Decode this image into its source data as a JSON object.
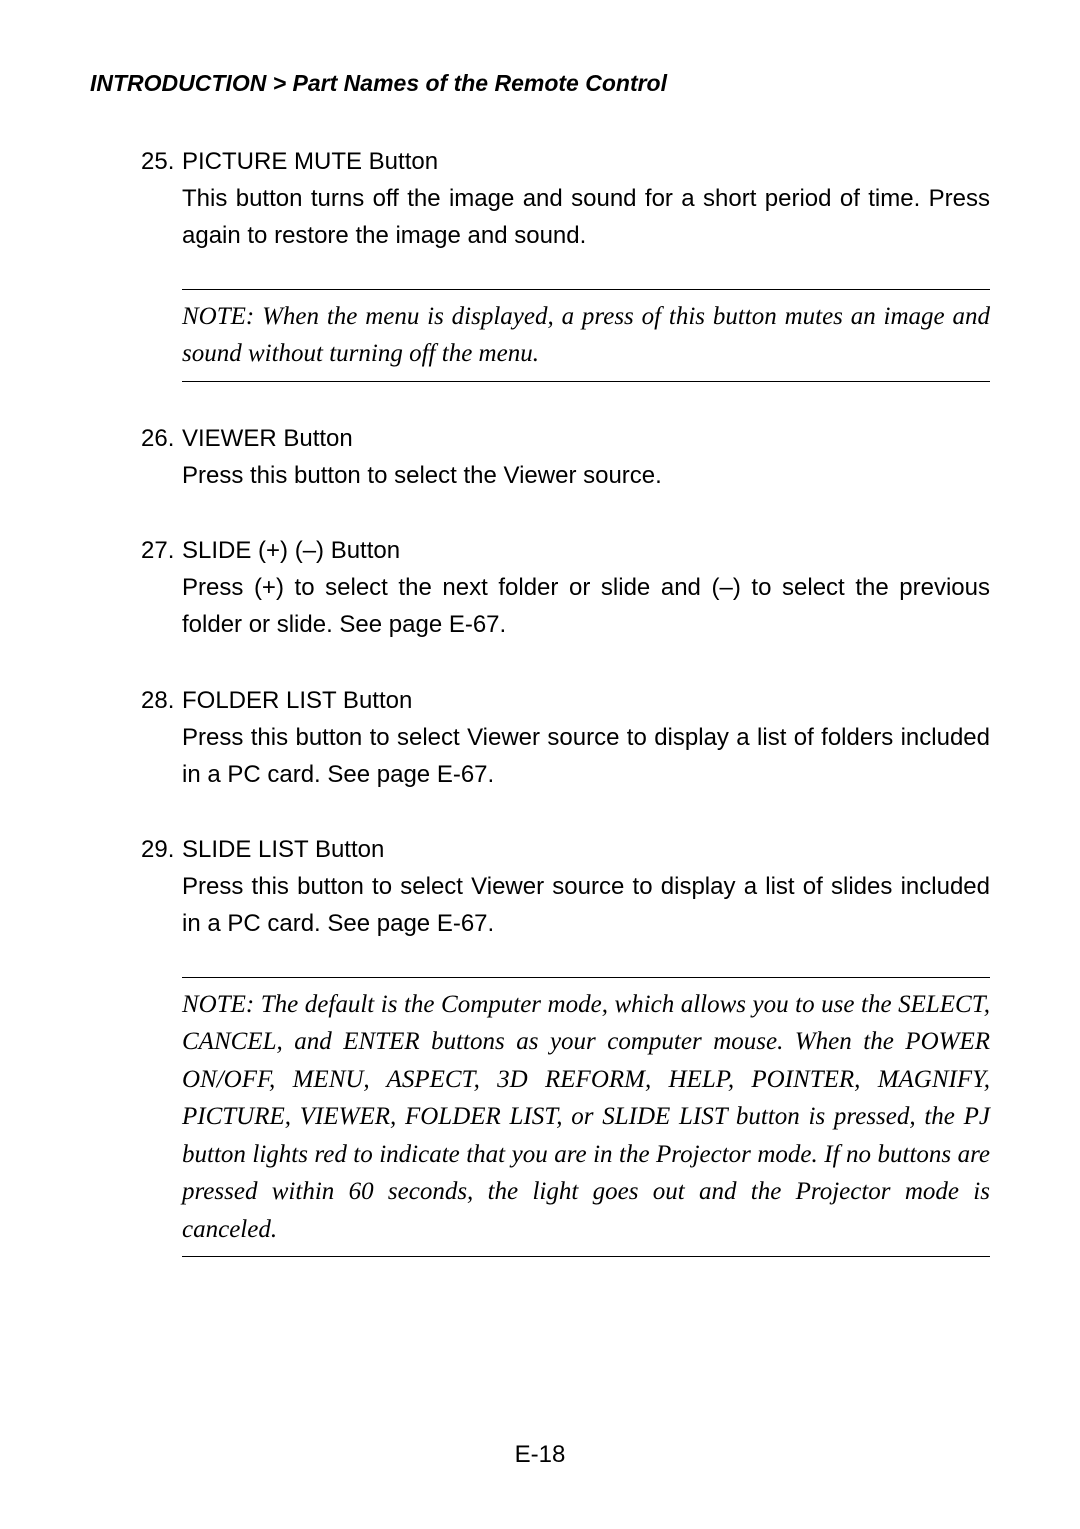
{
  "breadcrumb": {
    "section": "INTRODUCTION",
    "separator": ">",
    "subsection": "Part Names of the Remote Control"
  },
  "items": [
    {
      "number": "25.",
      "title": "PICTURE MUTE Button",
      "description": "This button turns off the image and sound for a short period of time. Press again to restore the image and sound."
    },
    {
      "number": "26.",
      "title": "VIEWER Button",
      "description": "Press this button to select the Viewer source."
    },
    {
      "number": "27.",
      "title": "SLIDE (+) (–) Button",
      "description": "Press (+) to select the next folder or slide and (–) to select the previous folder or slide. See page E-67."
    },
    {
      "number": "28.",
      "title": "FOLDER LIST Button",
      "description": "Press this button to select Viewer source to display a list of folders included in a PC card. See page E-67."
    },
    {
      "number": "29.",
      "title": "SLIDE LIST Button",
      "description": "Press this button to select Viewer source to display a list of slides included in a PC card. See page E-67."
    }
  ],
  "notes": [
    "NOTE: When the menu is displayed, a press of this button mutes an image and sound without turning off the menu.",
    "NOTE: The default is the Computer mode, which allows you to use the SELECT, CANCEL, and ENTER buttons as your computer mouse. When the POWER ON/OFF, MENU, ASPECT, 3D REFORM, HELP, POINTER, MAGNIFY, PICTURE, VIEWER, FOLDER LIST, or SLIDE LIST button is pressed, the PJ button lights red to indicate that you are in the Projector mode. If no buttons are pressed within 60 seconds, the light goes out and the Projector mode is canceled."
  ],
  "pageNumber": "E-18"
}
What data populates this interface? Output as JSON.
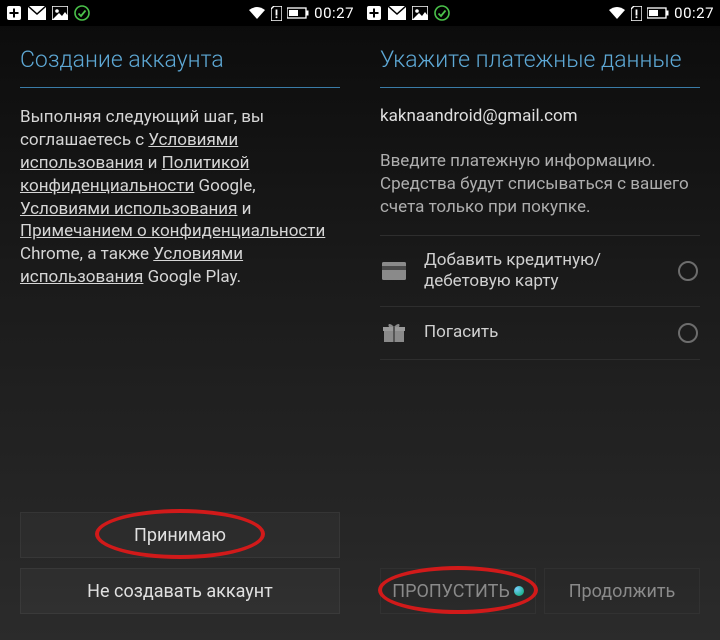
{
  "statusbar": {
    "time": "00:27"
  },
  "left": {
    "title": "Создание аккаунта",
    "body": {
      "part1": "Выполняя следующий шаг, вы соглашаетесь с ",
      "link1": "Условиями использования",
      "and1": " и ",
      "link2": "Политикой конфиденциальности",
      "afterLink2": " Google, ",
      "link3": "Условиями использования",
      "and2": " и ",
      "link4": "Примечанием о конфиденциальности",
      "afterLink4": " Chrome, а также ",
      "link5": "Условиями использования",
      "afterLink5": " Google Play."
    },
    "buttons": {
      "accept": "Принимаю",
      "dont_create": "Не создавать аккаунт"
    }
  },
  "right": {
    "title": "Укажите платежные данные",
    "email": "kaknaandroid@gmail.com",
    "info": "Введите платежную информацию. Средства будут списываться с вашего счета только при покупке.",
    "options": {
      "card": "Добавить кредитную/дебетовую карту",
      "redeem": "Погасить"
    },
    "buttons": {
      "skip": "ПРОПУСТИТЬ",
      "continue": "Продолжить"
    }
  }
}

--- The request ---
Quote every record above exactly, omitting any pictures they contain.

--- Solution to this task ---
Decode this image into its source data as a JSON object.
{
  "breadcrumb": {
    "section": "INTRODUCTION",
    "separator": ">",
    "subsection": "Part Names of the Remote Control"
  },
  "items": [
    {
      "number": "25.",
      "title": "PICTURE MUTE Button",
      "description": "This button turns off the image and sound for a short period of time. Press again to restore the image and sound."
    },
    {
      "number": "26.",
      "title": "VIEWER Button",
      "description": "Press this button to select the Viewer source."
    },
    {
      "number": "27.",
      "title": "SLIDE (+) (–) Button",
      "description": "Press (+) to select the next folder or slide and (–) to select the previous folder or slide. See page E-67."
    },
    {
      "number": "28.",
      "title": "FOLDER LIST Button",
      "description": "Press this button to select Viewer source to display a list of folders included in a PC card. See page E-67."
    },
    {
      "number": "29.",
      "title": "SLIDE LIST Button",
      "description": "Press this button to select Viewer source to display a list of slides included in a PC card. See page E-67."
    }
  ],
  "notes": [
    "NOTE: When the menu is displayed, a press of this button mutes an image and sound without turning off the menu.",
    "NOTE: The default is the Computer mode, which allows you to use the SELECT, CANCEL, and ENTER buttons as your computer mouse. When the POWER ON/OFF, MENU, ASPECT, 3D REFORM, HELP, POINTER, MAGNIFY, PICTURE, VIEWER, FOLDER LIST, or SLIDE LIST button is pressed, the PJ button lights red to indicate that you are in the Projector mode. If no buttons are pressed within 60 seconds, the light goes out and the Projector mode is canceled."
  ],
  "pageNumber": "E-18"
}
What data populates this interface? Output as JSON.
{
  "statusbar": {
    "time": "00:27"
  },
  "left": {
    "title": "Создание аккаунта",
    "body": {
      "part1": "Выполняя следующий шаг, вы соглашаетесь с ",
      "link1": "Условиями использования",
      "and1": " и ",
      "link2": "Политикой конфиденциальности",
      "afterLink2": " Google, ",
      "link3": "Условиями использования",
      "and2": " и ",
      "link4": "Примечанием о конфиденциальности",
      "afterLink4": " Chrome, а также ",
      "link5": "Условиями использования",
      "afterLink5": " Google Play."
    },
    "buttons": {
      "accept": "Принимаю",
      "dont_create": "Не создавать аккаунт"
    }
  },
  "right": {
    "title": "Укажите платежные данные",
    "email": "kaknaandroid@gmail.com",
    "info": "Введите платежную информацию. Средства будут списываться с вашего счета только при покупке.",
    "options": {
      "card": "Добавить кредитную/дебетовую карту",
      "redeem": "Погасить"
    },
    "buttons": {
      "skip": "ПРОПУСТИТЬ",
      "continue": "Продолжить"
    }
  }
}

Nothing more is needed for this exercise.